WORK TO COMPLETE:
Could you repeat the records below exactly, leaving out any pictures?
-------- EXERCISE MATERIAL --------
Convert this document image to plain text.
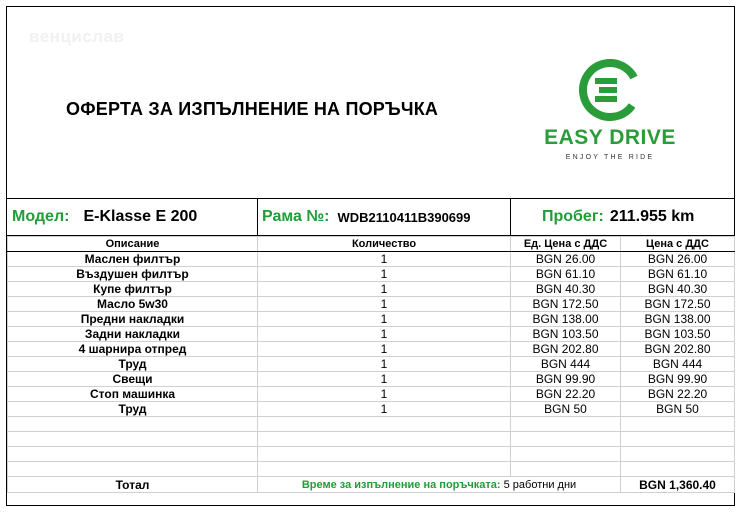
венцислав
ОФЕРТА ЗА ИЗПЪЛНЕНИЕ НА ПОРЪЧКА
EASY DRIVE
ENJOY THE RIDE
Модел: E-Klasse E 200	Рама №: WDB2110411B390699	Пробег: 211.955 km
Описание	Количество	Ед. Цена с ДДС	Цена с ДДС
Маслен филтър	1	BGN 26.00	BGN 26.00
Въздушен филтър	1	BGN 61.10	BGN 61.10
Купе филтър	1	BGN 40.30	BGN 40.30
Масло 5w30	1	BGN 172.50	BGN 172.50
Предни накладки	1	BGN 138.00	BGN 138.00
Задни накладки	1	BGN 103.50	BGN 103.50
4 шарнира отпред	1	BGN 202.80	BGN 202.80
Труд	1	BGN 444	BGN 444
Свещи	1	BGN 99.90	BGN 99.90
Стоп машинка	1	BGN 22.20	BGN 22.20
Труд	1	BGN 50	BGN 50

Тотал	Време за изпълнение на поръчката: 5 работни дни		BGN 1,360.40
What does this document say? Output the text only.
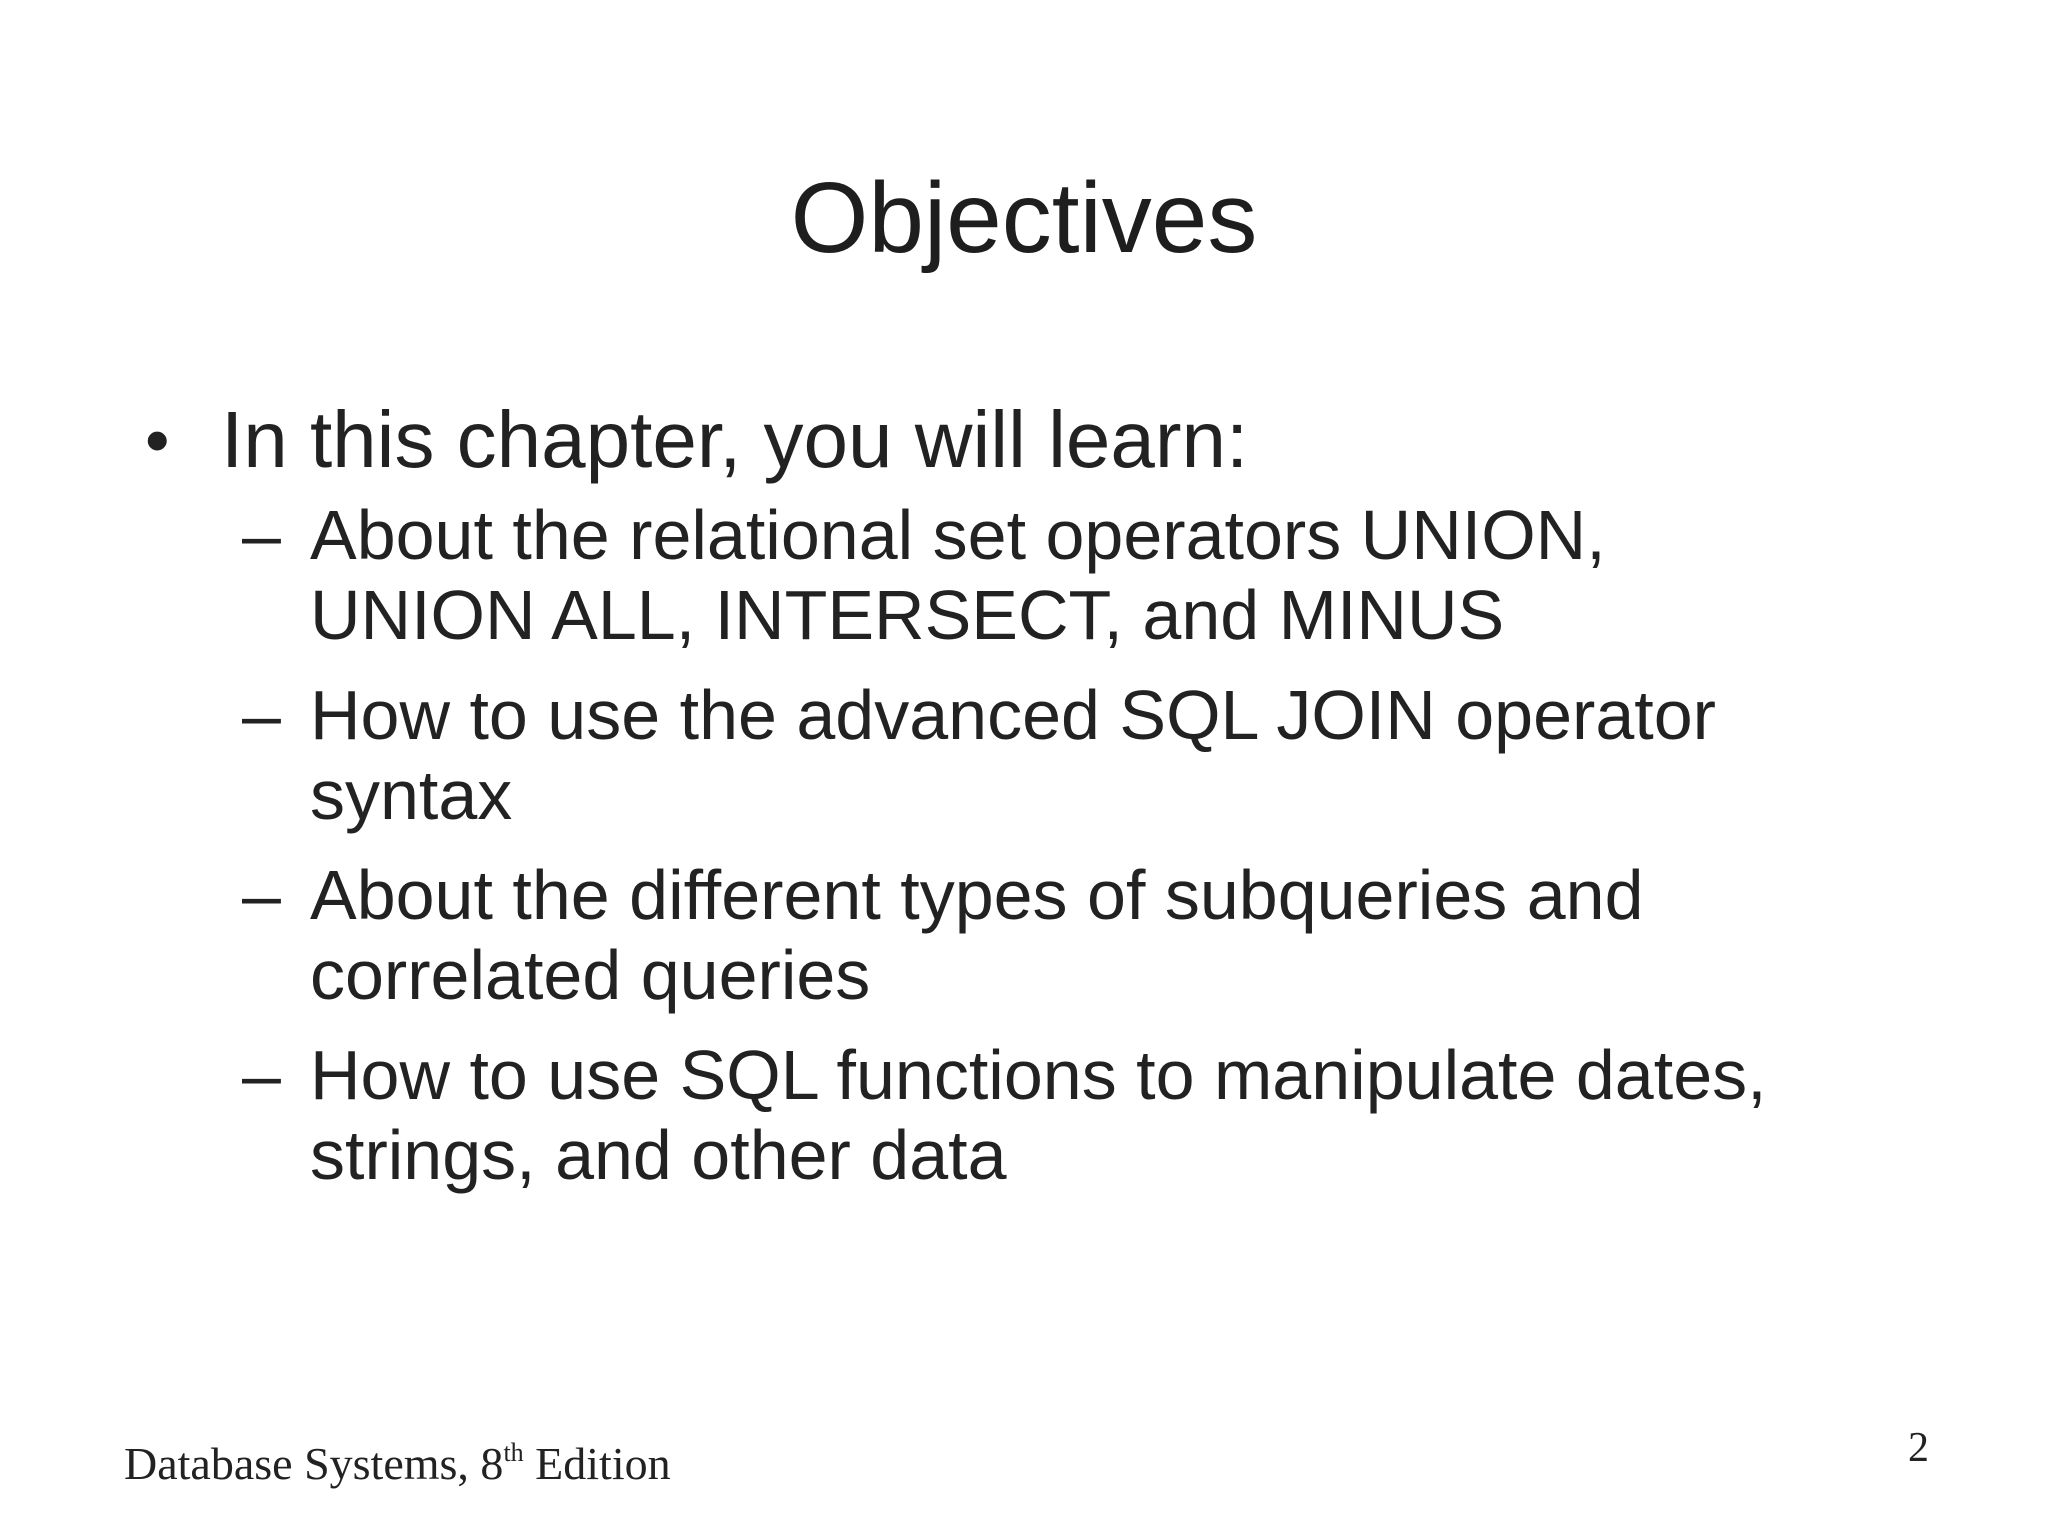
Objectives
• In this chapter, you will learn:
– About the relational set operators UNION,
UNION ALL, INTERSECT, and MINUS
– How to use the advanced SQL JOIN operator
syntax
– About the different types of subqueries and
correlated queries
– How to use SQL functions to manipulate dates,
strings, and other data
Database Systems, 8th Edition	2
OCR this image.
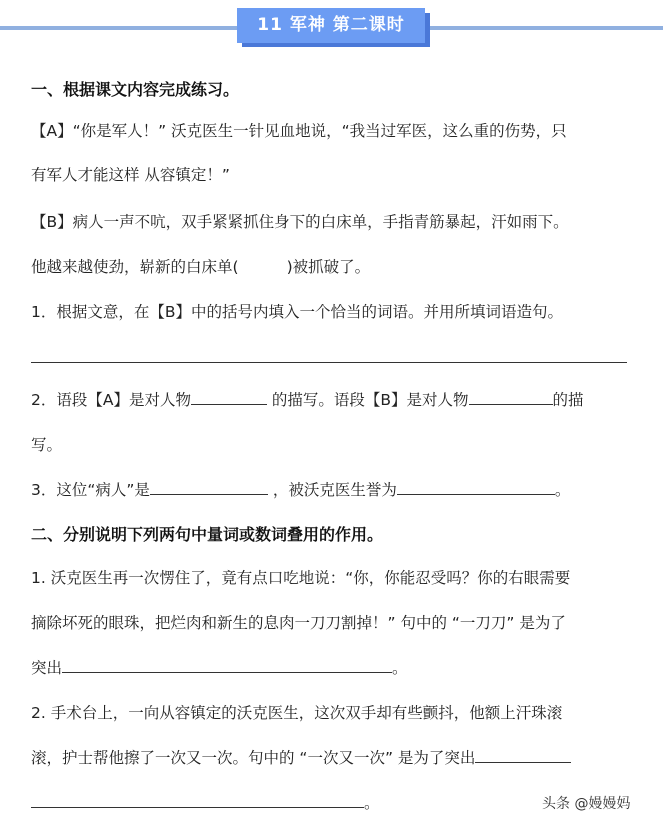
11 军神 第二课时
一、根据课文内容完成练习。
【A】“你是军人！” 沃克医生一针见血地说，“我当过军医，这么重的伤势，只
有军人才能这样 从容镇定！”
【B】病人一声不吭，双手紧紧抓住身下的白床单，手指青筋暴起，汗如雨下。
他越来越使劲，崭新的白床单(	)被抓破了。
1．根据文意，在【B】中的括号内填入一个恰当的词语。并用所填词语造句。
2．语段【A】是对人物	的描写。语段【B】是对人物	的描
写。
3．这位“病人”是	，被沃克医生誉为	。
二、分别说明下列两句中量词或数词叠用的作用。
1. 沃克医生再一次愣住了，竟有点口吃地说：“你，你能忍受吗？你的右眼需要
摘除坏死的眼珠，把烂肉和新生的息肉一刀刀割掉！” 句中的 “一刀刀” 是为了
突出	。
2. 手术台上，一向从容镇定的沃克医生，这次双手却有些颤抖，他额上汗珠滚
滚，护士帮他擦了一次又一次。句中的 “一次又一次” 是为了突出
。	头条 @嫚嫚妈
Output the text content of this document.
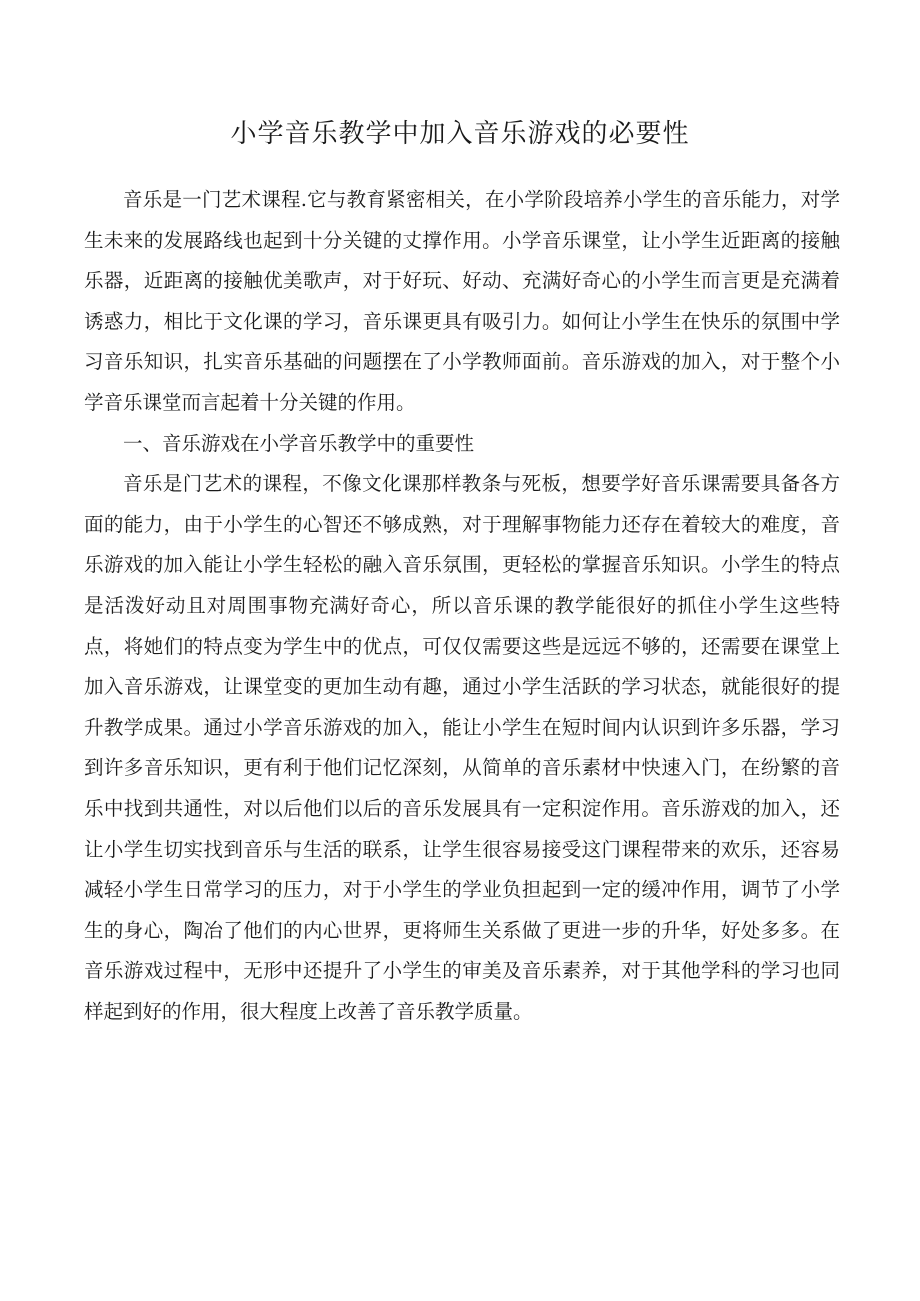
小学音乐教学中加入音乐游戏的必要性

音乐是一门艺术课程.它与教育紧密相关，在小学阶段培养小学生的音乐能力，对学生未来的发展路线也起到十分关键的丈撑作用。小学音乐课堂，让小学生近距离的接触乐器，近距离的接触优美歌声，对于好玩、好动、充满好奇心的小学生而言更是充满着诱惑力，相比于文化课的学习，音乐课更具有吸引力。如何让小学生在快乐的氛围中学习音乐知识，扎实音乐基础的问题摆在了小学教师面前。音乐游戏的加入，对于整个小学音乐课堂而言起着十分关键的作用。

一、音乐游戏在小学音乐教学中的重要性

音乐是门艺术的课程，不像文化课那样教条与死板，想要学好音乐课需要具备各方面的能力，由于小学生的心智还不够成熟，对于理解事物能力还存在着较大的难度，音乐游戏的加入能让小学生轻松的融入音乐氛围，更轻松的掌握音乐知识。小学生的特点是活泼好动且对周围事物充满好奇心，所以音乐课的教学能很好的抓住小学生这些特点，将她们的特点变为学生中的优点，可仅仅需要这些是远远不够的，还需要在课堂上加入音乐游戏，让课堂变的更加生动有趣，通过小学生活跃的学习状态，就能很好的提升教学成果。通过小学音乐游戏的加入，能让小学生在短时间内认识到许多乐器，学习到许多音乐知识，更有利于他们记忆深刻，从简单的音乐素材中快速入门，在纷繁的音乐中找到共通性，对以后他们以后的音乐发展具有一定积淀作用。音乐游戏的加入，还让小学生切实找到音乐与生活的联系，让学生很容易接受这门课程带来的欢乐，还容易减轻小学生日常学习的压力，对于小学生的学业负担起到一定的缓冲作用，调节了小学生的身心，陶冶了他们的内心世界，更将师生关系做了更进一步的升华，好处多多。在音乐游戏过程中，无形中还提升了小学生的审美及音乐素养，对于其他学科的学习也同样起到好的作用，很大程度上改善了音乐教学质量。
--------
WORKED ANSWER:
Convert this document image to plain text.
венцислав
ОФЕРТА ЗА ИЗПЪЛНЕНИЕ НА ПОРЪЧКА
EASY DRIVE
ENJOY THE RIDE
Модел: E-Klasse E 200	Рама №: WDB2110411B390699	Пробег: 211.955 km
Описание	Количество	Ед. Цена с ДДС	Цена с ДДС
Маслен филтър	1	BGN 26.00	BGN 26.00
Въздушен филтър	1	BGN 61.10	BGN 61.10
Купе филтър	1	BGN 40.30	BGN 40.30
Масло 5w30	1	BGN 172.50	BGN 172.50
Предни накладки	1	BGN 138.00	BGN 138.00
Задни накладки	1	BGN 103.50	BGN 103.50
4 шарнира отпред	1	BGN 202.80	BGN 202.80
Труд	1	BGN 444	BGN 444
Свещи	1	BGN 99.90	BGN 99.90
Стоп машинка	1	BGN 22.20	BGN 22.20
Труд	1	BGN 50	BGN 50

Тотал	Време за изпълнение на поръчката: 5 работни дни		BGN 1,360.40
What does this document say? Output the text only.
Objectives
• In this chapter, you will learn:
– About the relational set operators UNION,
UNION ALL, INTERSECT, and MINUS
– How to use the advanced SQL JOIN operator
syntax
– About the different types of subqueries and
correlated queries
– How to use SQL functions to manipulate dates,
strings, and other data
Database Systems, 8th Edition	2
OCR this image.
11 军神 第二课时
一、根据课文内容完成练习。
【A】“你是军人！” 沃克医生一针见血地说，“我当过军医，这么重的伤势，只
有军人才能这样 从容镇定！”
【B】病人一声不吭，双手紧紧抓住身下的白床单，手指青筋暴起，汗如雨下。
他越来越使劲，崭新的白床单(	)被抓破了。
1．根据文意，在【B】中的括号内填入一个恰当的词语。并用所填词语造句。
2．语段【A】是对人物	的描写。语段【B】是对人物	的描
写。
3．这位“病人”是	，被沃克医生誉为	。
二、分别说明下列两句中量词或数词叠用的作用。
1. 沃克医生再一次愣住了，竟有点口吃地说：“你，你能忍受吗？你的右眼需要
摘除坏死的眼珠，把烂肉和新生的息肉一刀刀割掉！” 句中的 “一刀刀” 是为了
突出	。
2. 手术台上，一向从容镇定的沃克医生，这次双手却有些颤抖，他额上汗珠滚
滚，护士帮他擦了一次又一次。句中的 “一次又一次” 是为了突出
。	头条 @嫚嫚妈
Output the text content of this document.
小学音乐教学中加入音乐游戏的必要性

音乐是一门艺术课程.它与教育紧密相关，在小学阶段培养小学生的音乐能力，对学生未来的发展路线也起到十分关键的丈撑作用。小学音乐课堂，让小学生近距离的接触乐器，近距离的接触优美歌声，对于好玩、好动、充满好奇心的小学生而言更是充满着诱惑力，相比于文化课的学习，音乐课更具有吸引力。如何让小学生在快乐的氛围中学习音乐知识，扎实音乐基础的问题摆在了小学教师面前。音乐游戏的加入，对于整个小学音乐课堂而言起着十分关键的作用。

一、音乐游戏在小学音乐教学中的重要性

音乐是门艺术的课程，不像文化课那样教条与死板，想要学好音乐课需要具备各方面的能力，由于小学生的心智还不够成熟，对于理解事物能力还存在着较大的难度，音乐游戏的加入能让小学生轻松的融入音乐氛围，更轻松的掌握音乐知识。小学生的特点是活泼好动且对周围事物充满好奇心，所以音乐课的教学能很好的抓住小学生这些特点，将她们的特点变为学生中的优点，可仅仅需要这些是远远不够的，还需要在课堂上加入音乐游戏，让课堂变的更加生动有趣，通过小学生活跃的学习状态，就能很好的提升教学成果。通过小学音乐游戏的加入，能让小学生在短时间内认识到许多乐器，学习到许多音乐知识，更有利于他们记忆深刻，从简单的音乐素材中快速入门，在纷繁的音乐中找到共通性，对以后他们以后的音乐发展具有一定积淀作用。音乐游戏的加入，还让小学生切实找到音乐与生活的联系，让学生很容易接受这门课程带来的欢乐，还容易减轻小学生日常学习的压力，对于小学生的学业负担起到一定的缓冲作用，调节了小学生的身心，陶冶了他们的内心世界，更将师生关系做了更进一步的升华，好处多多。在音乐游戏过程中，无形中还提升了小学生的审美及音乐素养，对于其他学科的学习也同样起到好的作用，很大程度上改善了音乐教学质量。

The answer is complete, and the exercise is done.